* [Your goal]: Count how many lines in this material contain "Klub". The answer is that number alone.

(Records contained in a dataset)
+ + + + +

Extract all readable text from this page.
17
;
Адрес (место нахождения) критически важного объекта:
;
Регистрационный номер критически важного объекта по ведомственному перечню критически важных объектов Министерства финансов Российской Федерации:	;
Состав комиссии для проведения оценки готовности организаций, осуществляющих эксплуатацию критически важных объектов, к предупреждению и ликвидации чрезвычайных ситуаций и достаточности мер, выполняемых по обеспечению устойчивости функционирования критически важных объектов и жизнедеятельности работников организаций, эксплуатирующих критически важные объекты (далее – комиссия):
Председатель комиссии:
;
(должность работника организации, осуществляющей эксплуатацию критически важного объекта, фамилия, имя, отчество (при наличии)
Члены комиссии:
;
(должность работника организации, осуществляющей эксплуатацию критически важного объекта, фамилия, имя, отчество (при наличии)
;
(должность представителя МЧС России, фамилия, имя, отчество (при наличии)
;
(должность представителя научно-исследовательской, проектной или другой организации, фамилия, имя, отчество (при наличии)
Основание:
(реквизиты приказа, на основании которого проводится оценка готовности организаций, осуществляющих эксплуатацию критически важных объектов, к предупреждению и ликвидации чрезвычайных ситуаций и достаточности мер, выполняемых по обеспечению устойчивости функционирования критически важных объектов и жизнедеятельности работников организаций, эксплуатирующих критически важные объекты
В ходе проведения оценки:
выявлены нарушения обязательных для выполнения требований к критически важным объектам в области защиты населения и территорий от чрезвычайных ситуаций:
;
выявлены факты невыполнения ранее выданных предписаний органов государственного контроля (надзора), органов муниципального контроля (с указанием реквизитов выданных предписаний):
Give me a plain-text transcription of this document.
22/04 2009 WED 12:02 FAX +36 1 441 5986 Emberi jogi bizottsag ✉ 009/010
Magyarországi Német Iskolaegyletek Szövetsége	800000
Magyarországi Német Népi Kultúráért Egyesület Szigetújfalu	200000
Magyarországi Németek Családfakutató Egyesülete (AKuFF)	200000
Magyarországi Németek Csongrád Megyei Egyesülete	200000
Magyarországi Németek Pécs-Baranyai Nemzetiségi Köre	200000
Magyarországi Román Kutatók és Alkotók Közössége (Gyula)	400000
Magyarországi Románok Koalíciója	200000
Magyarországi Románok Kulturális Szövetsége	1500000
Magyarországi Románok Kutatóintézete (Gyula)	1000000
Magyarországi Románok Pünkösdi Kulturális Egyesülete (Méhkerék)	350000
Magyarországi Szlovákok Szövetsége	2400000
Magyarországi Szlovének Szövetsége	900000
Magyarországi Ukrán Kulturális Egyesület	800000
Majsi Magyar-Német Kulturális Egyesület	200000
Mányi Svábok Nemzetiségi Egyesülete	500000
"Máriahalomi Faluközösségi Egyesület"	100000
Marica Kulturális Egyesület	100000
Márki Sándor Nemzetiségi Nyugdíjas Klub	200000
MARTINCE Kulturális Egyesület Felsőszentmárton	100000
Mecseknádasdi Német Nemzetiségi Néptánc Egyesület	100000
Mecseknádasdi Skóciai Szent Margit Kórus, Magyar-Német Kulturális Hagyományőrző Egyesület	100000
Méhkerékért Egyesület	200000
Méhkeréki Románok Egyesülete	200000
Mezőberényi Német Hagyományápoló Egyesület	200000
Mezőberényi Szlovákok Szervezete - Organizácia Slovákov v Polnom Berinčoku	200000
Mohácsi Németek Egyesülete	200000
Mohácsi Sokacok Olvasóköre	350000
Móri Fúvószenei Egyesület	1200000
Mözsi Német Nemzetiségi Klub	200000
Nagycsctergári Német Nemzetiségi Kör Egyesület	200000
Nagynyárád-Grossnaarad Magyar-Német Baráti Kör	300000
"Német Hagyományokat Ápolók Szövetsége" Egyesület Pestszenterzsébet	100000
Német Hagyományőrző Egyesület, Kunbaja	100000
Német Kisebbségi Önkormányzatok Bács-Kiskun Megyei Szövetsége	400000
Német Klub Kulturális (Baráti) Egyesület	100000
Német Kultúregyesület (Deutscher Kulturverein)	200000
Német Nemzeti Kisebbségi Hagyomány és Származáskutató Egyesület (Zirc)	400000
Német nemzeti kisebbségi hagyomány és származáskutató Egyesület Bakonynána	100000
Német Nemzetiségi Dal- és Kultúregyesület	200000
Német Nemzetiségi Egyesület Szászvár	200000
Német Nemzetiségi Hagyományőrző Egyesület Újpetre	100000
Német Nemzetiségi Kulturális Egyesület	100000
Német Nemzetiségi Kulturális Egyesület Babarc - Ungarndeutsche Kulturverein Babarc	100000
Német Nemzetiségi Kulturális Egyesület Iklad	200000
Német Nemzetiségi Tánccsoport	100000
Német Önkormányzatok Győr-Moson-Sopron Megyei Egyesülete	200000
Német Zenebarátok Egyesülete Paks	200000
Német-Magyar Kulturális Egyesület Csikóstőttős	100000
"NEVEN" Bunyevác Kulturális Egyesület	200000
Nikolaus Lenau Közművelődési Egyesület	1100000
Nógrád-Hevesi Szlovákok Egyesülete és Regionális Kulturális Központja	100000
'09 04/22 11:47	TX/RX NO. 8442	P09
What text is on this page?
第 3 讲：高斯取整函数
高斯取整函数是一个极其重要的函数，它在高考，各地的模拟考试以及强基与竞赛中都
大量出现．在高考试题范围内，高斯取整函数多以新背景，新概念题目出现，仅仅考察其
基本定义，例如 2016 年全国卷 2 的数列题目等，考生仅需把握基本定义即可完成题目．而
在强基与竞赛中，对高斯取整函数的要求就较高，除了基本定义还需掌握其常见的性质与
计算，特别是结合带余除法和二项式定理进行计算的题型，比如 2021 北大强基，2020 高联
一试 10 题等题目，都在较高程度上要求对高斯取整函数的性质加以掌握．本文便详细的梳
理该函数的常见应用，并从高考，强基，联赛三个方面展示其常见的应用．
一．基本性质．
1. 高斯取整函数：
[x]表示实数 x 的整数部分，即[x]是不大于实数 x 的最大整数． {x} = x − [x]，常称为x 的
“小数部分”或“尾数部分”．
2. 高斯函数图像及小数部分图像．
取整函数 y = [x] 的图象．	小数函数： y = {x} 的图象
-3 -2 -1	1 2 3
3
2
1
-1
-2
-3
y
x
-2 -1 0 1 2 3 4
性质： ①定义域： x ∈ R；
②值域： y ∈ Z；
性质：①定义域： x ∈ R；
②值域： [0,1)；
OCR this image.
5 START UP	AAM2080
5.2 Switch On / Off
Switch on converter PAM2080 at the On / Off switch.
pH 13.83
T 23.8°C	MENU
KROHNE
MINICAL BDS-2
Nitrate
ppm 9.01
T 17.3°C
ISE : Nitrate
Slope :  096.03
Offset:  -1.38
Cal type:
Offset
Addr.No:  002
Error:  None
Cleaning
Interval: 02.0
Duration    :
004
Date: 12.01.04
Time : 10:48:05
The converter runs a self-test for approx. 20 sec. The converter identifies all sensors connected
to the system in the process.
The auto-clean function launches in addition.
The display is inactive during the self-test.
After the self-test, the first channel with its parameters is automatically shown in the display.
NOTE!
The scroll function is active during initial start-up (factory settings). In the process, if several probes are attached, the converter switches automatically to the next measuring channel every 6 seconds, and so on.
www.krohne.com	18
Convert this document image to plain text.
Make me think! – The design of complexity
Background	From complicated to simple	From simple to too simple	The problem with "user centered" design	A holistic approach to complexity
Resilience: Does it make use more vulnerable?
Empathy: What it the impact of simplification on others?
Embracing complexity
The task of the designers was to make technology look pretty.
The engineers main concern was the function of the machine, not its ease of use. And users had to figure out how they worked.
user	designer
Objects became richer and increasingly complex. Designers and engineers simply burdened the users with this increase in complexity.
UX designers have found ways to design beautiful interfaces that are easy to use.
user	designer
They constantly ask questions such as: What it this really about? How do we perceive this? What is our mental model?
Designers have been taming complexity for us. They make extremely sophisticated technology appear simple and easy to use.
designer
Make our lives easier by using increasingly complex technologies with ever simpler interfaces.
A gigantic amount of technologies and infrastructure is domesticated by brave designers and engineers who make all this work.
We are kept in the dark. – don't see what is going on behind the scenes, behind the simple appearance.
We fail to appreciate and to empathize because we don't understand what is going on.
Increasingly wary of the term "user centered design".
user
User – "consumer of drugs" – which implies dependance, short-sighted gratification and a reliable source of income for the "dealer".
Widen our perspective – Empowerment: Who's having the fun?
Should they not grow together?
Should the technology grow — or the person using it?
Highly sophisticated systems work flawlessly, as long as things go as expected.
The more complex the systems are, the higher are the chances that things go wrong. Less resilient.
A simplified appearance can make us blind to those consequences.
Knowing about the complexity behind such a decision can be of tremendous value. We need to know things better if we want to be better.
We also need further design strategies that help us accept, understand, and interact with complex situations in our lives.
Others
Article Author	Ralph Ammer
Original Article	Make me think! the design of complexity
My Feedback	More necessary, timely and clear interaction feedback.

+ + + + +

* [Written solution]: 3